»»

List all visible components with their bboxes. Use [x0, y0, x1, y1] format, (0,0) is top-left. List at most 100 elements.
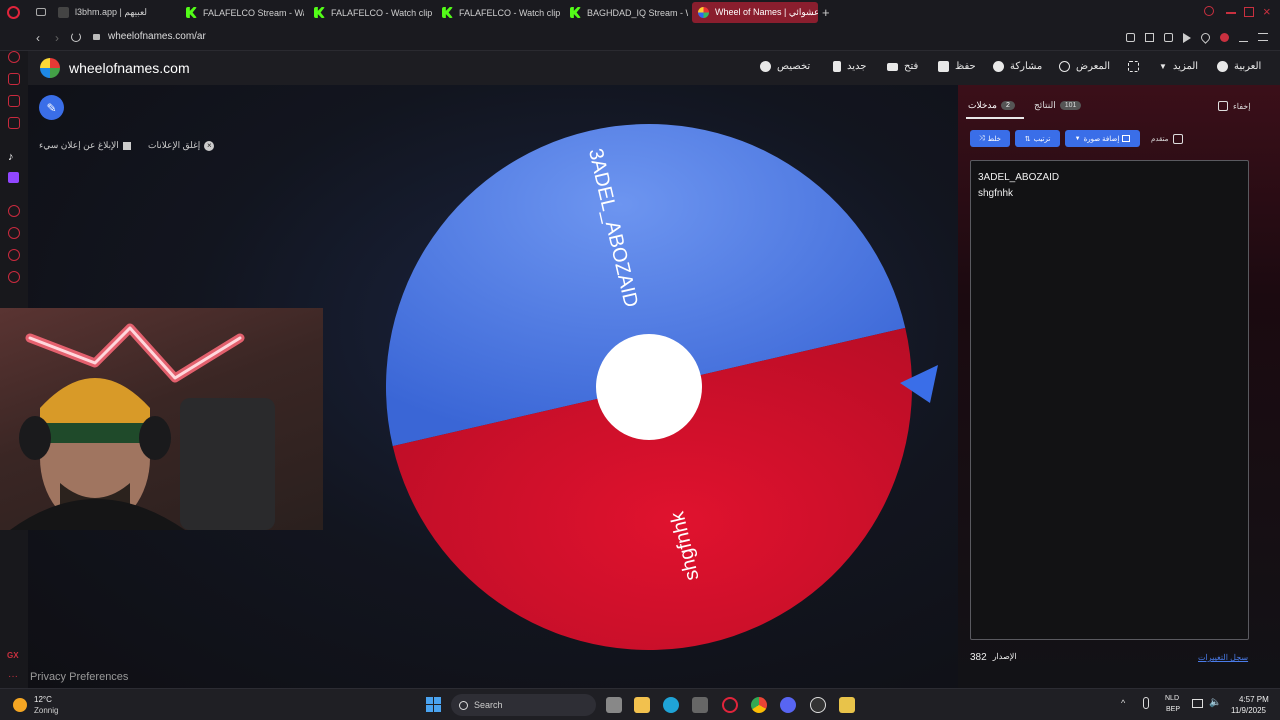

««
»»

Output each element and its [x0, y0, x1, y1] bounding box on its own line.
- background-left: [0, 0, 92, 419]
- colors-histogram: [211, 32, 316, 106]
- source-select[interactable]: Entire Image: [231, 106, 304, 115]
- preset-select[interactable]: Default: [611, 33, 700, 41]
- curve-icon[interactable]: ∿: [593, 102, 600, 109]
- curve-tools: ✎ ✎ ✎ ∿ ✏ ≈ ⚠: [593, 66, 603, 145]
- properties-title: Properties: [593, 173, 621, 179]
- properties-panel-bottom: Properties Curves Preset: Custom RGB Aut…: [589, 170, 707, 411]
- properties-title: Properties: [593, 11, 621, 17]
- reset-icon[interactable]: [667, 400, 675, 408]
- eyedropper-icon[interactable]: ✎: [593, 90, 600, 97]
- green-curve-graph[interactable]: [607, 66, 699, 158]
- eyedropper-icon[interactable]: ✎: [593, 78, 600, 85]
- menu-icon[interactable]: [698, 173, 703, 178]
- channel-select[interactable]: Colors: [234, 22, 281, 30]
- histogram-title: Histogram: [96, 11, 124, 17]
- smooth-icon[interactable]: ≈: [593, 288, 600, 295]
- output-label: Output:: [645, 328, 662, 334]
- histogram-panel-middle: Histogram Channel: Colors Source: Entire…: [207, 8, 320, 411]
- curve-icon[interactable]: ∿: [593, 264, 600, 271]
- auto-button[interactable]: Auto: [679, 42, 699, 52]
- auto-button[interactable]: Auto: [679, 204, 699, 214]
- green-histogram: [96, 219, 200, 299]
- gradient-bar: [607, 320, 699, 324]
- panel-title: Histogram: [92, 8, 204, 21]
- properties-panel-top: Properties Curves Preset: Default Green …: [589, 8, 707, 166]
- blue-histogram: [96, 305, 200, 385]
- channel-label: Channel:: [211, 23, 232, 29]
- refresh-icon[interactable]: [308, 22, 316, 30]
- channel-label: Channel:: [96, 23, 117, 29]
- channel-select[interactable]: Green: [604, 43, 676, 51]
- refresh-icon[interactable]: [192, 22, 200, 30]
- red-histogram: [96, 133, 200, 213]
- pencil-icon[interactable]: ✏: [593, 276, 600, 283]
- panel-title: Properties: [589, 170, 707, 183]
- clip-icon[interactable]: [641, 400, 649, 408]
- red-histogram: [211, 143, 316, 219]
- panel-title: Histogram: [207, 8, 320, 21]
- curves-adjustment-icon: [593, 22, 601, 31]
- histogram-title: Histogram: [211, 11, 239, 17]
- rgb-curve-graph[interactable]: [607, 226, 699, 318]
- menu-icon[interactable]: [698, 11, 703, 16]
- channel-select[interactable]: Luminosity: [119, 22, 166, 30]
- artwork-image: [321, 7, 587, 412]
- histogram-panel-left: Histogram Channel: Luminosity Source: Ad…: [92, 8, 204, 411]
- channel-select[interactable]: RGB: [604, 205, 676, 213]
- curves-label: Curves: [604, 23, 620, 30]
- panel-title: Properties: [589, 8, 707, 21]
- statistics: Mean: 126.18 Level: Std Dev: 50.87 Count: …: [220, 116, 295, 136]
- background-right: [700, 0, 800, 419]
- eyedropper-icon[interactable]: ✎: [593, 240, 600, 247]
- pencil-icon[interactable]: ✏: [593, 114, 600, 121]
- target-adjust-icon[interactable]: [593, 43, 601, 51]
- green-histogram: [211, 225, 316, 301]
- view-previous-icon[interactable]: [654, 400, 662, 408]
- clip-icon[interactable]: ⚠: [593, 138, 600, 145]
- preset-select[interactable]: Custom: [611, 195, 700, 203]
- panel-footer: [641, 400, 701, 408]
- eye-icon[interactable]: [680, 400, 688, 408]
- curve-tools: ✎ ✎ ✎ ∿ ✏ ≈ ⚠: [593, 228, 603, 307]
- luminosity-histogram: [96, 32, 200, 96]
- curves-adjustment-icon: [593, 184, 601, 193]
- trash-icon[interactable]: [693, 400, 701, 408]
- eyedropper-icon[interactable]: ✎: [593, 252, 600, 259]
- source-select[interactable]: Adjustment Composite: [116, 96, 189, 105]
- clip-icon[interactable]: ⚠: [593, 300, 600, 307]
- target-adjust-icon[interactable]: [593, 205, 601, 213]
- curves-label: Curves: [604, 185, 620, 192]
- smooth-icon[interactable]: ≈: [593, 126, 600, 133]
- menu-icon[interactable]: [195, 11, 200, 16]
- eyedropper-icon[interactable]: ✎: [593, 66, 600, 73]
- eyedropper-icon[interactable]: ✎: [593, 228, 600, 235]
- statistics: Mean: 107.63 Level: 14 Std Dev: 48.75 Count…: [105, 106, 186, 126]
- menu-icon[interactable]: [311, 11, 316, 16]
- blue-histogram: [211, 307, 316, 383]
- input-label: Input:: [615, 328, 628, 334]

««
»»

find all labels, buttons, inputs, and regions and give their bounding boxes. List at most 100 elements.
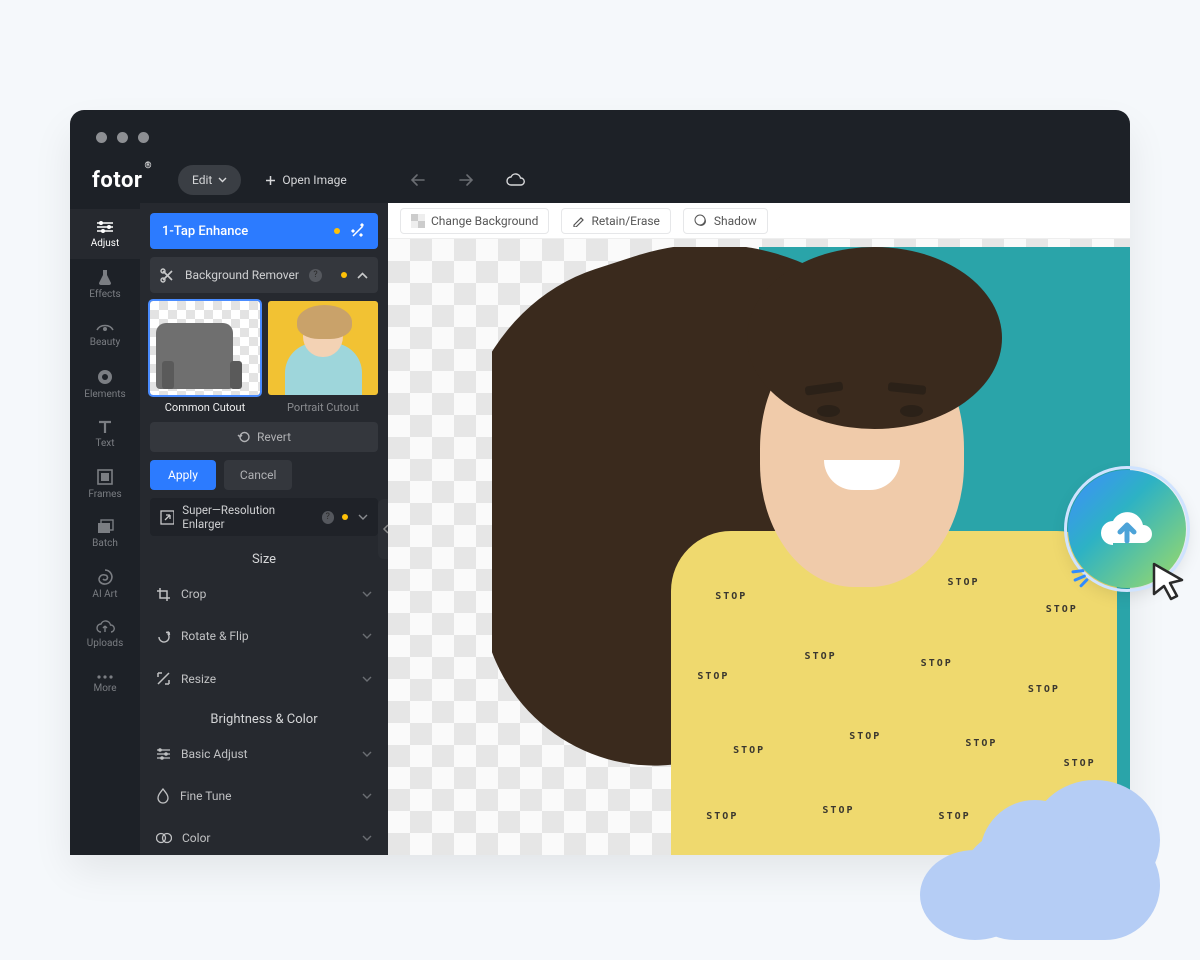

««

**SHORT PROBLEM**
Revise the entries from the line with "Output each element" to the line with "- blue-histogram: [96, 305, 200, 385]", replacing "gradient-bar" with "gradient-strip" and leaving everything else unchanged. Return only those lines.

**THE COMPLETED TASK**
Output each element and its [x0, y0, x1, y1] bounding box on its own line.
- background-left: [0, 0, 92, 419]
- colors-histogram: [211, 32, 316, 106]
- source-select[interactable]: Entire Image: [231, 106, 304, 115]
- preset-select[interactable]: Default: [611, 33, 700, 41]
- curve-icon[interactable]: ∿: [593, 102, 600, 109]
- curve-tools: ✎ ✎ ✎ ∿ ✏ ≈ ⚠: [593, 66, 603, 145]
- properties-title: Properties: [593, 173, 621, 179]
- properties-panel-bottom: Properties Curves Preset: Custom RGB Aut…: [589, 170, 707, 411]
- properties-title: Properties: [593, 11, 621, 17]
- reset-icon[interactable]: [667, 400, 675, 408]
- eyedropper-icon[interactable]: ✎: [593, 90, 600, 97]
- green-curve-graph[interactable]: [607, 66, 699, 158]
- eyedropper-icon[interactable]: ✎: [593, 78, 600, 85]
- menu-icon[interactable]: [698, 173, 703, 178]
- channel-select[interactable]: Colors: [234, 22, 281, 30]
- histogram-title: Histogram: [96, 11, 124, 17]
- smooth-icon[interactable]: ≈: [593, 288, 600, 295]
- output-label: Output:: [645, 328, 662, 334]
- histogram-panel-middle: Histogram Channel: Colors Source: Entire…: [207, 8, 320, 411]
- curve-icon[interactable]: ∿: [593, 264, 600, 271]
- auto-button[interactable]: Auto: [679, 42, 699, 52]
- auto-button[interactable]: Auto: [679, 204, 699, 214]
- green-histogram: [96, 219, 200, 299]
- gradient-strip: [607, 320, 699, 324]
- panel-title: Histogram: [92, 8, 204, 21]
- properties-panel-top: Properties Curves Preset: Default Green …: [589, 8, 707, 166]
- blue-histogram: [96, 305, 200, 385]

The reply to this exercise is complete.